■ **EXERCISE INSTRUCTIONS**
All records should be reproduced verbatim.
— BEGIN MATERIAL PROVIDED —
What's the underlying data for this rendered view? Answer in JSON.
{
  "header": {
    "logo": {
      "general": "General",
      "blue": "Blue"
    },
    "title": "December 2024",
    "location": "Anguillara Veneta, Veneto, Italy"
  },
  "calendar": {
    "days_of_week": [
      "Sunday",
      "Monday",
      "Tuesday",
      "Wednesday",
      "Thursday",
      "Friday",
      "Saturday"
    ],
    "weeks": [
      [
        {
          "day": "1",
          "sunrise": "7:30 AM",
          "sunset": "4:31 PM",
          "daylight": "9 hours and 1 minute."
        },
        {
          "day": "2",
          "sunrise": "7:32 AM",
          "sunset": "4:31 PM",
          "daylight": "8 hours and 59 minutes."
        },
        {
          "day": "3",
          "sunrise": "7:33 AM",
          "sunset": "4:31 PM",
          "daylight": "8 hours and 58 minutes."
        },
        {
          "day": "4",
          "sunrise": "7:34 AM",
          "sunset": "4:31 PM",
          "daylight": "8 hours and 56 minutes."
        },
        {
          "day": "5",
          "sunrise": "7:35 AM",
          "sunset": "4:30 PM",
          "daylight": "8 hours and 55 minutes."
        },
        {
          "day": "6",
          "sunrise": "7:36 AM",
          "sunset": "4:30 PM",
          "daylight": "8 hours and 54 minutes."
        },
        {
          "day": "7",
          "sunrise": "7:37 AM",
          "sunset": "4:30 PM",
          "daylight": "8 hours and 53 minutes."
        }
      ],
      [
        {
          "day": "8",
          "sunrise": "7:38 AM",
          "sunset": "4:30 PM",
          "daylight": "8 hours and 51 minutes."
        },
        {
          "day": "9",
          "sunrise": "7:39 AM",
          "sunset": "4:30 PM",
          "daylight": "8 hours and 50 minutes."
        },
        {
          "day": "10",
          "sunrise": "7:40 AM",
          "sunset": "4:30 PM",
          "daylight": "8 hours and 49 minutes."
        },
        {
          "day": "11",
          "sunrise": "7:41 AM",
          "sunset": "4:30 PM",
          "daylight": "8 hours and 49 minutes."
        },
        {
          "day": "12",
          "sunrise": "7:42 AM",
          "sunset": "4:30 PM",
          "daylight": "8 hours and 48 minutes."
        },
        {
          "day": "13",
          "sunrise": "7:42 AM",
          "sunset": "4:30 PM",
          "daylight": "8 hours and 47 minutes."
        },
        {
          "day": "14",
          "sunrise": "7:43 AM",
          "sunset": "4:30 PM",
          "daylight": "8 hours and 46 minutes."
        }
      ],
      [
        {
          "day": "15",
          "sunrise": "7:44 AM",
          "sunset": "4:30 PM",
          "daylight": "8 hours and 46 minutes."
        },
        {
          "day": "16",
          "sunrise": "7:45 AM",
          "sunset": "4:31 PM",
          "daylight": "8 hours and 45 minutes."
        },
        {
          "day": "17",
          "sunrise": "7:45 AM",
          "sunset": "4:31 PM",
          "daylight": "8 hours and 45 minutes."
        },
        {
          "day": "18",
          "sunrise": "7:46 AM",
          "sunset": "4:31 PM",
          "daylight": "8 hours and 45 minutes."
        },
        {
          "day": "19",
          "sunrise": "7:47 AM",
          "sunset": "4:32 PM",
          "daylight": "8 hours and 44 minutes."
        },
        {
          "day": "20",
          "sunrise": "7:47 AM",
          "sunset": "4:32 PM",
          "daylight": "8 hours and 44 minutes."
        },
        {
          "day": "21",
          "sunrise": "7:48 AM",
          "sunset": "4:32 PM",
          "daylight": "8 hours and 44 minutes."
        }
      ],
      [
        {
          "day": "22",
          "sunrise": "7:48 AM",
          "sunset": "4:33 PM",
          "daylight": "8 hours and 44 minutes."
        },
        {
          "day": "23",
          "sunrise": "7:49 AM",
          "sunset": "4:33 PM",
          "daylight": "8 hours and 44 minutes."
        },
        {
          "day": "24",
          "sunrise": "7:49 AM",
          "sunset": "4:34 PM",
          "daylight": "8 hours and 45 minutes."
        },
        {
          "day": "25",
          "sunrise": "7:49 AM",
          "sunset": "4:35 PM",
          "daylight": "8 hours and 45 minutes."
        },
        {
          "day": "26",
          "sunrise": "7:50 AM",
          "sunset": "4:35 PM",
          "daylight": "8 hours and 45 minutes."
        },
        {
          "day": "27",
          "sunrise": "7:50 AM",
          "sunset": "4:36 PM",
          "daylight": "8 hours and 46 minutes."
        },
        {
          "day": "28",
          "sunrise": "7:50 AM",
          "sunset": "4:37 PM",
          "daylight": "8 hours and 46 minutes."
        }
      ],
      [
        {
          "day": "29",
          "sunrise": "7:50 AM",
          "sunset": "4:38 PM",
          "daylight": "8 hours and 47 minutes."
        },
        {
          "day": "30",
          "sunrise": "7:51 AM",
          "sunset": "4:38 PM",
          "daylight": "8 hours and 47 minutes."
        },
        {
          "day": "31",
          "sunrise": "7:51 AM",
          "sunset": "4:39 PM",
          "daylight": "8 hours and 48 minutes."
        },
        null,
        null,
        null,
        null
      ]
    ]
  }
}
— END MATERIAL PROVIDED —
■ **ANSWER BELOW**
What's the underlying data for this rendered view? Answer in JSON.
{
  "header": {
    "logo": {
      "general": "General",
      "blue": "Blue"
    },
    "title": "December 2024",
    "location": "Anguillara Veneta, Veneto, Italy"
  },
  "calendar": {
    "days_of_week": [
      "Sunday",
      "Monday",
      "Tuesday",
      "Wednesday",
      "Thursday",
      "Friday",
      "Saturday"
    ],
    "weeks": [
      [
        {
          "day": "1",
          "sunrise": "7:30 AM",
          "sunset": "4:31 PM",
          "daylight": "9 hours and 1 minute."
        },
        {
          "day": "2",
          "sunrise": "7:32 AM",
          "sunset": "4:31 PM",
          "daylight": "8 hours and 59 minutes."
        },
        {
          "day": "3",
          "sunrise": "7:33 AM",
          "sunset": "4:31 PM",
          "daylight": "8 hours and 58 minutes."
        },
        {
          "day": "4",
          "sunrise": "7:34 AM",
          "sunset": "4:31 PM",
          "daylight": "8 hours and 56 minutes."
        },
        {
          "day": "5",
          "sunrise": "7:35 AM",
          "sunset": "4:30 PM",
          "daylight": "8 hours and 55 minutes."
        },
        {
          "day": "6",
          "sunrise": "7:36 AM",
          "sunset": "4:30 PM",
          "daylight": "8 hours and 54 minutes."
        },
        {
          "day": "7",
          "sunrise": "7:37 AM",
          "sunset": "4:30 PM",
          "daylight": "8 hours and 53 minutes."
        }
      ],
      [
        {
          "day": "8",
          "sunrise": "7:38 AM",
          "sunset": "4:30 PM",
          "daylight": "8 hours and 51 minutes."
        },
        {
          "day": "9",
          "sunrise": "7:39 AM",
          "sunset": "4:30 PM",
          "daylight": "8 hours and 50 minutes."
        },
        {
          "day": "10",
          "sunrise": "7:40 AM",
          "sunset": "4:30 PM",
          "daylight": "8 hours and 49 minutes."
        },
        {
          "day": "11",
          "sunrise": "7:41 AM",
          "sunset": "4:30 PM",
          "daylight": "8 hours and 49 minutes."
        },
        {
          "day": "12",
          "sunrise": "7:42 AM",
          "sunset": "4:30 PM",
          "daylight": "8 hours and 48 minutes."
        },
        {
          "day": "13",
          "sunrise": "7:42 AM",
          "sunset": "4:30 PM",
          "daylight": "8 hours and 47 minutes."
        },
        {
          "day": "14",
          "sunrise": "7:43 AM",
          "sunset": "4:30 PM",
          "daylight": "8 hours and 46 minutes."
        }
      ],
      [
        {
          "day": "15",
          "sunrise": "7:44 AM",
          "sunset": "4:30 PM",
          "daylight": "8 hours and 46 minutes."
        },
        {
          "day": "16",
          "sunrise": "7:45 AM",
          "sunset": "4:31 PM",
          "daylight": "8 hours and 45 minutes."
        },
        {
          "day": "17",
          "sunrise": "7:45 AM",
          "sunset": "4:31 PM",
          "daylight": "8 hours and 45 minutes."
        },
        {
          "day": "18",
          "sunrise": "7:46 AM",
          "sunset": "4:31 PM",
          "daylight": "8 hours and 45 minutes."
        },
        {
          "day": "19",
          "sunrise": "7:47 AM",
          "sunset": "4:32 PM",
          "daylight": "8 hours and 44 minutes."
        },
        {
          "day": "20",
          "sunrise": "7:47 AM",
          "sunset": "4:32 PM",
          "daylight": "8 hours and 44 minutes."
        },
        {
          "day": "21",
          "sunrise": "7:48 AM",
          "sunset": "4:32 PM",
          "daylight": "8 hours and 44 minutes."
        }
      ],
      [
        {
          "day": "22",
          "sunrise": "7:48 AM",
          "sunset": "4:33 PM",
          "daylight": "8 hours and 44 minutes."
        },
        {
          "day": "23",
          "sunrise": "7:49 AM",
          "sunset": "4:33 PM",
          "daylight": "8 hours and 44 minutes."
        },
        {
          "day": "24",
          "sunrise": "7:49 AM",
          "sunset": "4:34 PM",
          "daylight": "8 hours and 45 minutes."
        },
        {
          "day": "25",
          "sunrise": "7:49 AM",
          "sunset": "4:35 PM",
          "daylight": "8 hours and 45 minutes."
        },
        {
          "day": "26",
          "sunrise": "7:50 AM",
          "sunset": "4:35 PM",
          "daylight": "8 hours and 45 minutes."
        },
        {
          "day": "27",
          "sunrise": "7:50 AM",
          "sunset": "4:36 PM",
          "daylight": "8 hours and 46 minutes."
        },
        {
          "day": "28",
          "sunrise": "7:50 AM",
          "sunset": "4:37 PM",
          "daylight": "8 hours and 46 minutes."
        }
      ],
      [
        {
          "day": "29",
          "sunrise": "7:50 AM",
          "sunset": "4:38 PM",
          "daylight": "8 hours and 47 minutes."
        },
        {
          "day": "30",
          "sunrise": "7:51 AM",
          "sunset": "4:38 PM",
          "daylight": "8 hours and 47 minutes."
        },
        {
          "day": "31",
          "sunrise": "7:51 AM",
          "sunset": "4:39 PM",
          "daylight": "8 hours and 48 minutes."
        },
        null,
        null,
        null,
        null
      ]
    ]
  }
}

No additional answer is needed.